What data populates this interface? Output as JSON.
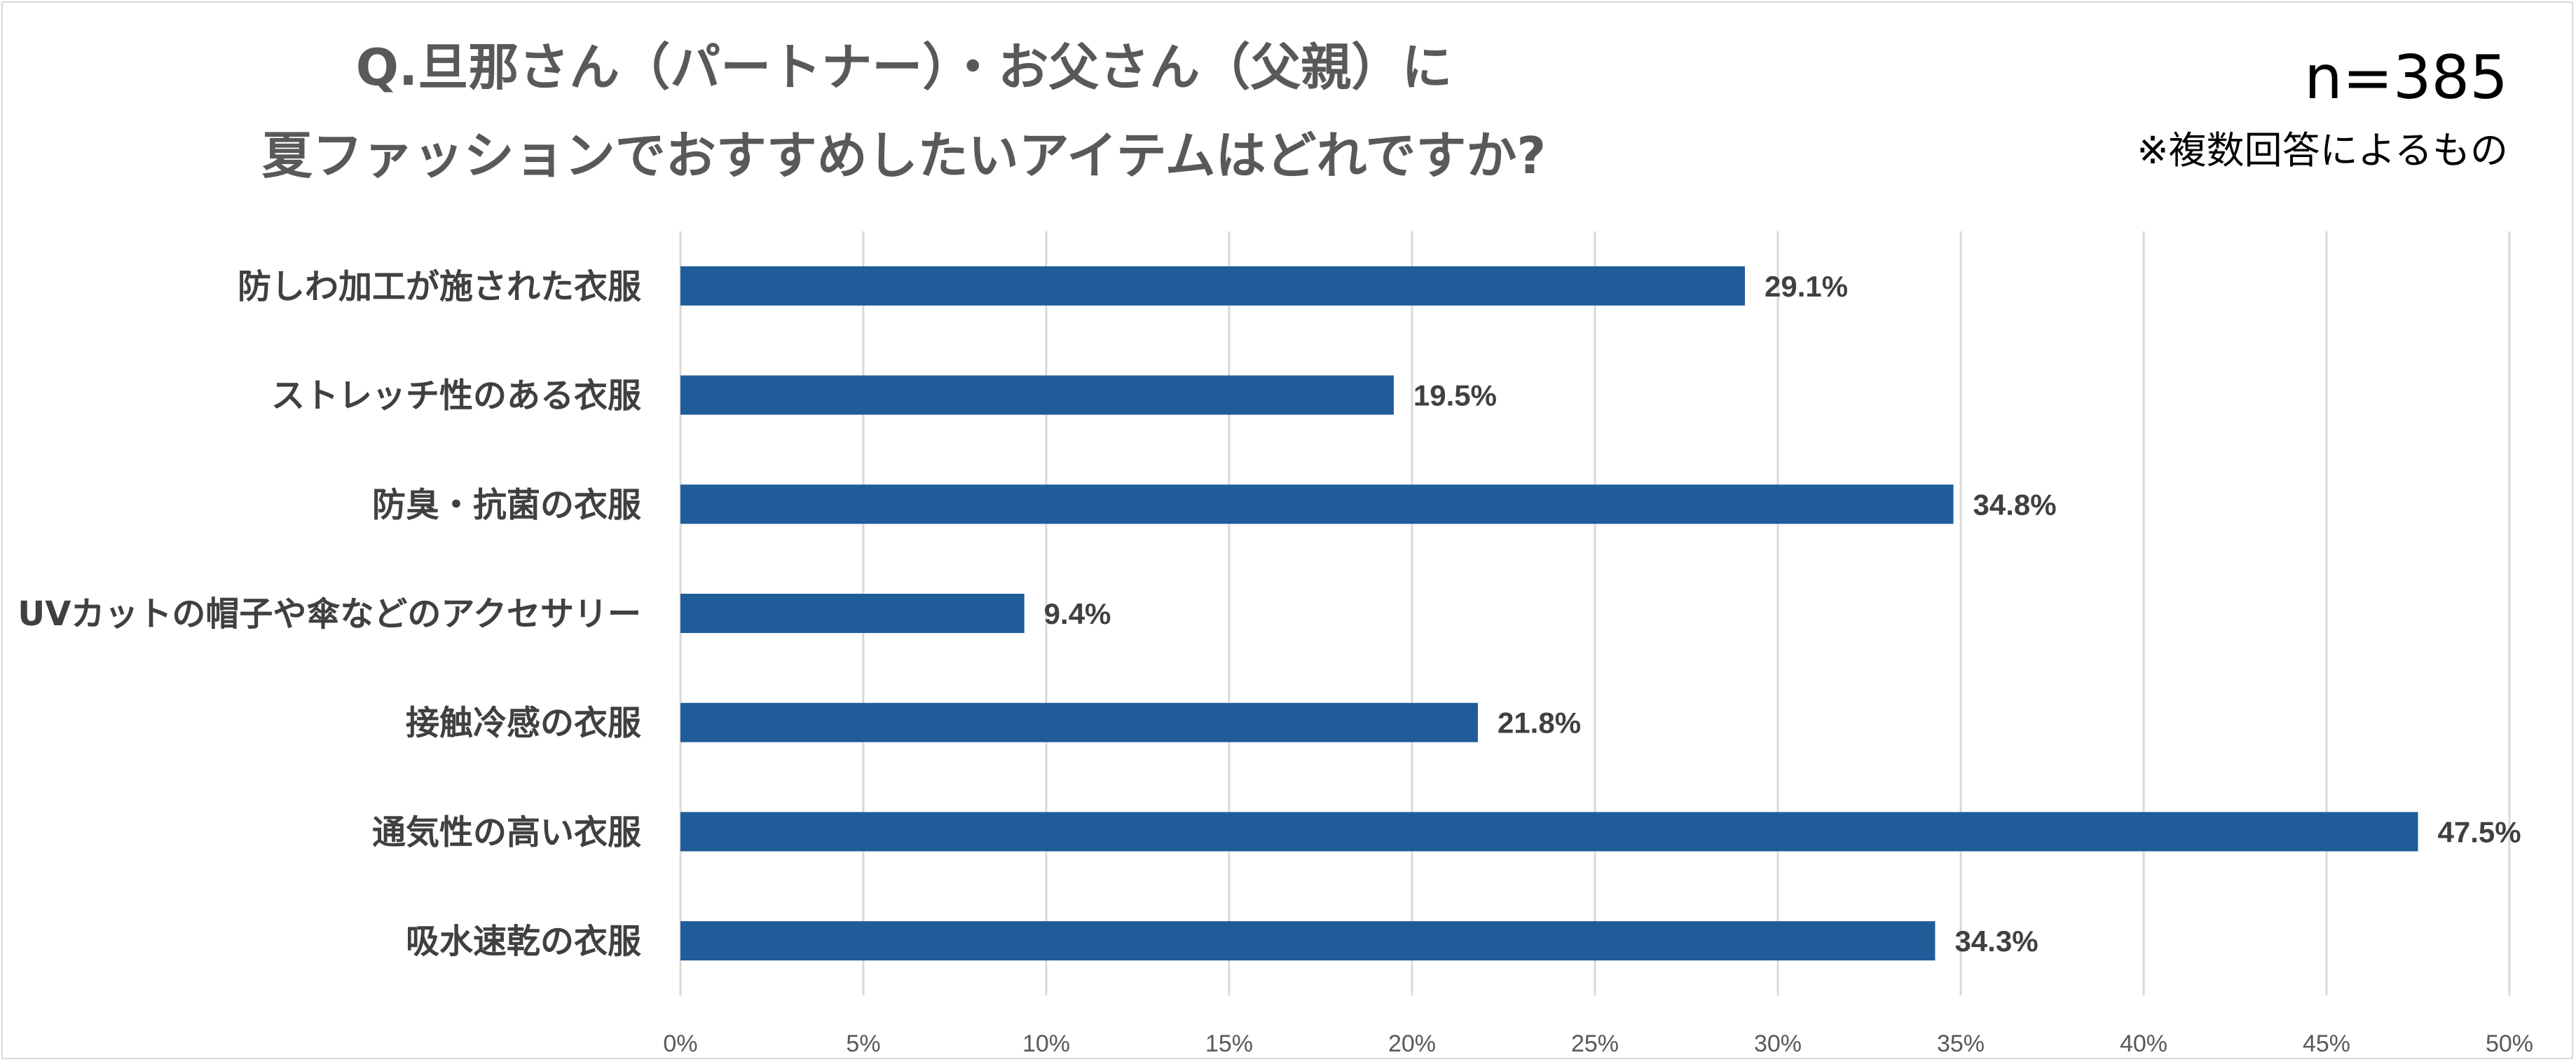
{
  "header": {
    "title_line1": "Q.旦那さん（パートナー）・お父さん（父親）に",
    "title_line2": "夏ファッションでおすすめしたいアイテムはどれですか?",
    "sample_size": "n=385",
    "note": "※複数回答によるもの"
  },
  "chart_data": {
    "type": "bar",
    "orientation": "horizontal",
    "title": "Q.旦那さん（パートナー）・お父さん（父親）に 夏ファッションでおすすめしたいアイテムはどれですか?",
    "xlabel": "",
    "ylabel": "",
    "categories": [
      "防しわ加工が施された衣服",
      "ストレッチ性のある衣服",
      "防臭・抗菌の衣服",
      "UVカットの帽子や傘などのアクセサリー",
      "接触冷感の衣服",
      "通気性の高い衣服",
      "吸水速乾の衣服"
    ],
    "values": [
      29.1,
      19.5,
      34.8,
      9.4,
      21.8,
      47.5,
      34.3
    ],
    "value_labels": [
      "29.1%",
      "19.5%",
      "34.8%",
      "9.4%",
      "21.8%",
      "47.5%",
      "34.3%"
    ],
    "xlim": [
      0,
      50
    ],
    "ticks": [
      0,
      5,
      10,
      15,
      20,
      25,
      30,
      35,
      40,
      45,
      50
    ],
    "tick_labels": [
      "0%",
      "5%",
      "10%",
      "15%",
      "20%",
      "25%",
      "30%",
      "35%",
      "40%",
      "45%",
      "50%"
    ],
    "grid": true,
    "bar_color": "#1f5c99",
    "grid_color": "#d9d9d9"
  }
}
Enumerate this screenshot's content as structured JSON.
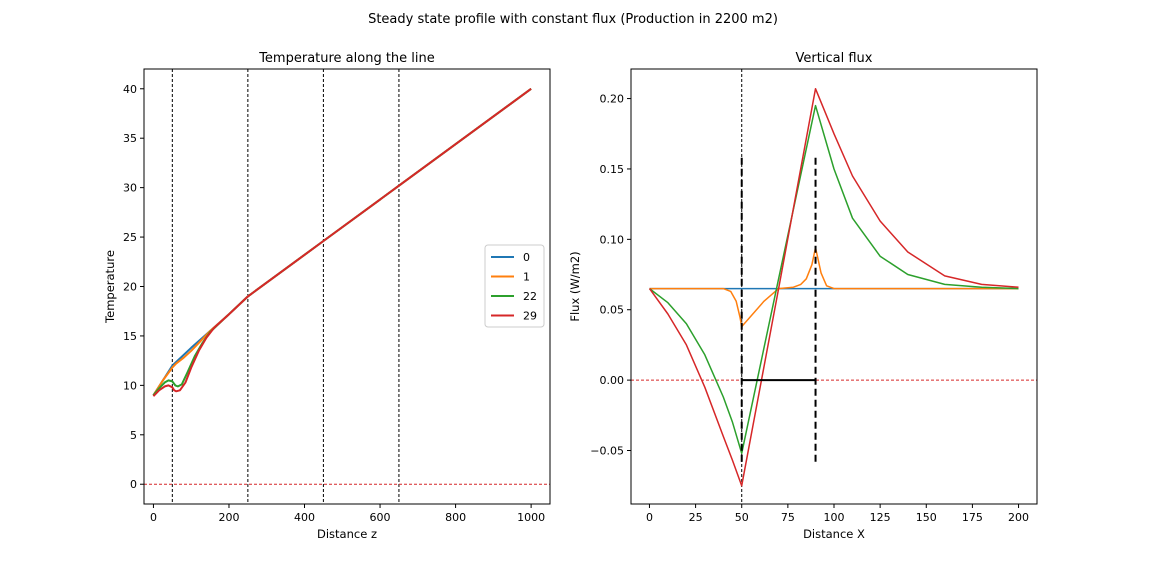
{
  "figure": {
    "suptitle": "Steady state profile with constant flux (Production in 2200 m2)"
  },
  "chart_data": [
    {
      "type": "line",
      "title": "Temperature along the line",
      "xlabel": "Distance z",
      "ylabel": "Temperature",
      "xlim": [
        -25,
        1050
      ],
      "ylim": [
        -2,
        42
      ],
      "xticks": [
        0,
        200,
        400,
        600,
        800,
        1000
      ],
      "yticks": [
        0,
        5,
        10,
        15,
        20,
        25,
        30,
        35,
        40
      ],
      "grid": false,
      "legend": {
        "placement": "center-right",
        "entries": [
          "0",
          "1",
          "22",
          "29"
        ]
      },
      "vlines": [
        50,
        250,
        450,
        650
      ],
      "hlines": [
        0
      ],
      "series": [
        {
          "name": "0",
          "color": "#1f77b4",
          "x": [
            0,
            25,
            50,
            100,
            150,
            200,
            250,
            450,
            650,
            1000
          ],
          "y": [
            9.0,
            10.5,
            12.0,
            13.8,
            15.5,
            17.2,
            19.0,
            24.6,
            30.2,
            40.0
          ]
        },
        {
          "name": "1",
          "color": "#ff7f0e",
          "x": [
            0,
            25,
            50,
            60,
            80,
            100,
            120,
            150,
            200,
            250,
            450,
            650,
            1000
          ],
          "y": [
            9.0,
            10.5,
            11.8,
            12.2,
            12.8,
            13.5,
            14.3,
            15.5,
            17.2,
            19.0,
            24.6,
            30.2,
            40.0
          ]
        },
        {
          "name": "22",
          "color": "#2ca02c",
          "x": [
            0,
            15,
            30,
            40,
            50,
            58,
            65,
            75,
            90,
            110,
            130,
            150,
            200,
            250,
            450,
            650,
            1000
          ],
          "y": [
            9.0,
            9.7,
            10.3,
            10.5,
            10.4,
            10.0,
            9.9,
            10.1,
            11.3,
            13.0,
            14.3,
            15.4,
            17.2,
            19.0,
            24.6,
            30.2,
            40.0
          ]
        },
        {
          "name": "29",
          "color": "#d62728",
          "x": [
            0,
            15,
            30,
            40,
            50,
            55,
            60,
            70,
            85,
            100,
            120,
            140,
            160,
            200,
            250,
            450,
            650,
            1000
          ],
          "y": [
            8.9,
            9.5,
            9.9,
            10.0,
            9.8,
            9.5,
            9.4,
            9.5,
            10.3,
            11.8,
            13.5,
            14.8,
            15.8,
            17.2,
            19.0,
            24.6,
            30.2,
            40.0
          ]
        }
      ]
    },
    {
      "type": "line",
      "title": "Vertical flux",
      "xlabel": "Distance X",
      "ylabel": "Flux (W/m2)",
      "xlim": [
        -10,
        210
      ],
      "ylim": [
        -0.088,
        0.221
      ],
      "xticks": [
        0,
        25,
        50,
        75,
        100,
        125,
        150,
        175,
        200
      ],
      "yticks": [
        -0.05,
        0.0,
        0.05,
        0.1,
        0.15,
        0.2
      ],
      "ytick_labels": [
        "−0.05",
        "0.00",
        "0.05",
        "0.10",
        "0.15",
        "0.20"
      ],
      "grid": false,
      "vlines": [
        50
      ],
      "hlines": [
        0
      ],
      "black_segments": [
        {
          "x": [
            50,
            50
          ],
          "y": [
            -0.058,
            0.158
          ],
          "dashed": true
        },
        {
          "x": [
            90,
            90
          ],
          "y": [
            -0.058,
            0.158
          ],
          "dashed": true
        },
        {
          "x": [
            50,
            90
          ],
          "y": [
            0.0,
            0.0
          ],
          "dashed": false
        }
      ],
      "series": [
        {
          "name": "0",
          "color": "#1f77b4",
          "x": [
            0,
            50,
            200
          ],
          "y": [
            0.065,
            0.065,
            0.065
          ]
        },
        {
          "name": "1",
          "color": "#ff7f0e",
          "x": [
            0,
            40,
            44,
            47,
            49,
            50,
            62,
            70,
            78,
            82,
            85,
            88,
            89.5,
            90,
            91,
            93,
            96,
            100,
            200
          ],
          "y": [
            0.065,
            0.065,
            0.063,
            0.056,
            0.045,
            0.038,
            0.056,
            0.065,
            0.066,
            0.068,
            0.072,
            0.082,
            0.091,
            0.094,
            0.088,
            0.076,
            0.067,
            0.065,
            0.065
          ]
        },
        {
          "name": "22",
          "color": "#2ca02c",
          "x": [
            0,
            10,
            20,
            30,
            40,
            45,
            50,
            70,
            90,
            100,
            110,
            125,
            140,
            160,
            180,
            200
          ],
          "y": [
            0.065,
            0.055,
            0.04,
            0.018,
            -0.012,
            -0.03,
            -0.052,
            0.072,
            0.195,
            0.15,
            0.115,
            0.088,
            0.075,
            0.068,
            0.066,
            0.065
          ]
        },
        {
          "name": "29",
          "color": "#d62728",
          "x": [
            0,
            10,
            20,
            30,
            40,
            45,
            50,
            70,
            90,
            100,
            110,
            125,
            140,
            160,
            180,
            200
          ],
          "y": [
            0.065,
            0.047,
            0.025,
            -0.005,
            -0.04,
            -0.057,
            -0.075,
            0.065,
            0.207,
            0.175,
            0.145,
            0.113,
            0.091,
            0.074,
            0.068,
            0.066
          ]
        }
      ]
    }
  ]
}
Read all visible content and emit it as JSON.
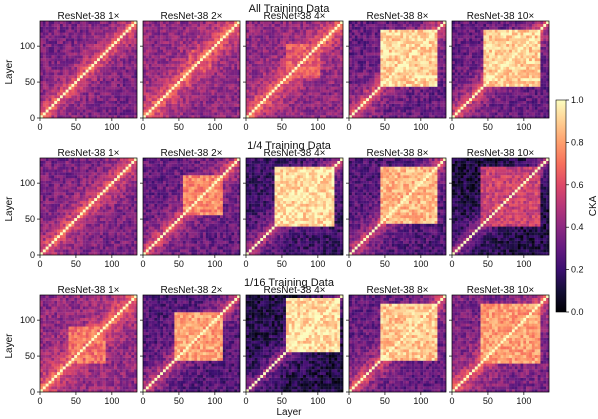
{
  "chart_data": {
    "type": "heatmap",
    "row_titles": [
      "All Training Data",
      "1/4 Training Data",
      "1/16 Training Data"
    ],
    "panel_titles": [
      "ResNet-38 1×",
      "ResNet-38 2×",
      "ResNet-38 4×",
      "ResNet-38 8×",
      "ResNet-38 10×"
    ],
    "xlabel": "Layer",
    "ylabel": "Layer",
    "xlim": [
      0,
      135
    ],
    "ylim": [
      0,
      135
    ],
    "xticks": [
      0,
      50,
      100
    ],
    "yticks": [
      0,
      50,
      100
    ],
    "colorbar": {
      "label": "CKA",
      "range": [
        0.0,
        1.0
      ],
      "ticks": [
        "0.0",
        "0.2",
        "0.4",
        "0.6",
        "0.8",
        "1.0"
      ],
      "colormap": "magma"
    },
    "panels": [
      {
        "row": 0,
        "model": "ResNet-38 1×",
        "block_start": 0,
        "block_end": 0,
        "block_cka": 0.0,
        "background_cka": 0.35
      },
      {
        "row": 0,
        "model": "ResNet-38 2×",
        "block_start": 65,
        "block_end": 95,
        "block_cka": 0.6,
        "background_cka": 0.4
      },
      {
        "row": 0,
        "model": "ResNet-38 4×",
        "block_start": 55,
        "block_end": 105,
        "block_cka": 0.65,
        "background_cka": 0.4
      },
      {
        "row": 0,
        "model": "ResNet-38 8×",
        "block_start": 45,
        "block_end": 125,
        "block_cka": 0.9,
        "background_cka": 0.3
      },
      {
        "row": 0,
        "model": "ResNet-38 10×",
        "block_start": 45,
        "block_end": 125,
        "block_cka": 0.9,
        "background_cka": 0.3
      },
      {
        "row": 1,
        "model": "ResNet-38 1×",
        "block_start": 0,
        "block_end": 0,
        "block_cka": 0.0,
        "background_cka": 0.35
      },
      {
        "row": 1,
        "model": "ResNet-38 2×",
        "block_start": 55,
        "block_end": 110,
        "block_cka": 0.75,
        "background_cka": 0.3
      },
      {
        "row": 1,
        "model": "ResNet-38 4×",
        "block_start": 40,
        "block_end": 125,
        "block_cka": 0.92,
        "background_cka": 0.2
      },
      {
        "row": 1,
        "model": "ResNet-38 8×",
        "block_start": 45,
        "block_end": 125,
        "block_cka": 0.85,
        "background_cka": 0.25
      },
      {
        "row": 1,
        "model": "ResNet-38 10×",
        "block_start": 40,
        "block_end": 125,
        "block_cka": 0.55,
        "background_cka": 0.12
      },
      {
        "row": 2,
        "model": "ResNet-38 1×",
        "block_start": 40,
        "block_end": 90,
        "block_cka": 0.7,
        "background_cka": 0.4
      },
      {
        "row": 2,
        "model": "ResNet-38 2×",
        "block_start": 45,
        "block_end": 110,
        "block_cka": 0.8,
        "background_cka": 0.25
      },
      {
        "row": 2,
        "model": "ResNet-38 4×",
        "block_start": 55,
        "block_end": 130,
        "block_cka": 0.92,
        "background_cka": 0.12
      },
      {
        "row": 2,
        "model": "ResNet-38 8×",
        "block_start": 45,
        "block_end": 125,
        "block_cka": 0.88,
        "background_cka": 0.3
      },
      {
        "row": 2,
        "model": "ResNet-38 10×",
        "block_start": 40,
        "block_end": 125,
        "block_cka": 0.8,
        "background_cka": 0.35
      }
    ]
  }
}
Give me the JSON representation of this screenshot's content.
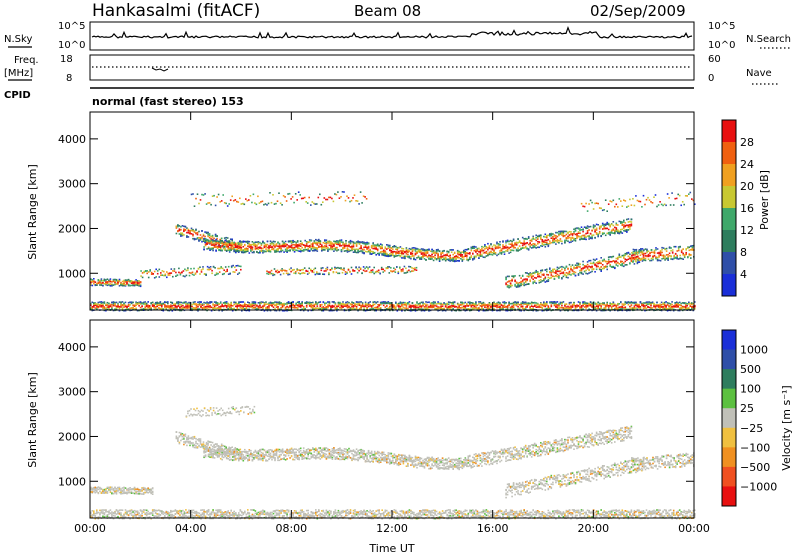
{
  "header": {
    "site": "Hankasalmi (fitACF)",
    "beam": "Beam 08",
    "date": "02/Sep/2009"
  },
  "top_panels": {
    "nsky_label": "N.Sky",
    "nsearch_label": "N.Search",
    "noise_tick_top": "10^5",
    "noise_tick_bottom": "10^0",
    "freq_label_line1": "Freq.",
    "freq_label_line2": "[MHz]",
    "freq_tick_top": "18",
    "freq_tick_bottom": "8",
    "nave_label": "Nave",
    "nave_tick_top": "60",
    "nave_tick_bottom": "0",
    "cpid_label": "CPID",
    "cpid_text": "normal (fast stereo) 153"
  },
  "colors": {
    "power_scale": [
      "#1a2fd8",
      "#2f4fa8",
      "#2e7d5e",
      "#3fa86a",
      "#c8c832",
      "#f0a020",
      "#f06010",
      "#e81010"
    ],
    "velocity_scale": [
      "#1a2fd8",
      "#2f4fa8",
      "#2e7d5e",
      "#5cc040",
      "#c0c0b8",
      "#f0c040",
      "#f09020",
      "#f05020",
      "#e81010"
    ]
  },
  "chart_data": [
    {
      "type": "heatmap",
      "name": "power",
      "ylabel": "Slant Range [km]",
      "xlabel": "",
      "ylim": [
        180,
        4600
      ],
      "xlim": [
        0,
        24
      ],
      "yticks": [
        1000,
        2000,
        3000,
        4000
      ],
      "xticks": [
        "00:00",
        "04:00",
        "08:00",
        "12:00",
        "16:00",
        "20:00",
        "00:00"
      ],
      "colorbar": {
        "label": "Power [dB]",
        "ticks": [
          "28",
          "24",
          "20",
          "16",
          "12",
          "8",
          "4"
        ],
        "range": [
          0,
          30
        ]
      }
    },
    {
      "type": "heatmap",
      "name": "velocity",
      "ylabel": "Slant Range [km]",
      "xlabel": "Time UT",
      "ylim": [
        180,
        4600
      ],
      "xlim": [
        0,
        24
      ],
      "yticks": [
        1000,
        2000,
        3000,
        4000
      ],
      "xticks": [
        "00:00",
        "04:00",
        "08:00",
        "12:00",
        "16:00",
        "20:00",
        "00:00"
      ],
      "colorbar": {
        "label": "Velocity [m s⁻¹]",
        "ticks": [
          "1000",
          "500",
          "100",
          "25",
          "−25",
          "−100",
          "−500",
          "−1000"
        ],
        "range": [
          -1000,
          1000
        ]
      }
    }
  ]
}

• _Directive_
Copy each line above where the string "JSON" occurs.

• _Output for this task_
What data populates this interface? Output as JSON.
Enumerate this screenshot's content as structured JSON.
Read all visible content and emit it as JSON.
Give me the JSON representation of this screenshot's content.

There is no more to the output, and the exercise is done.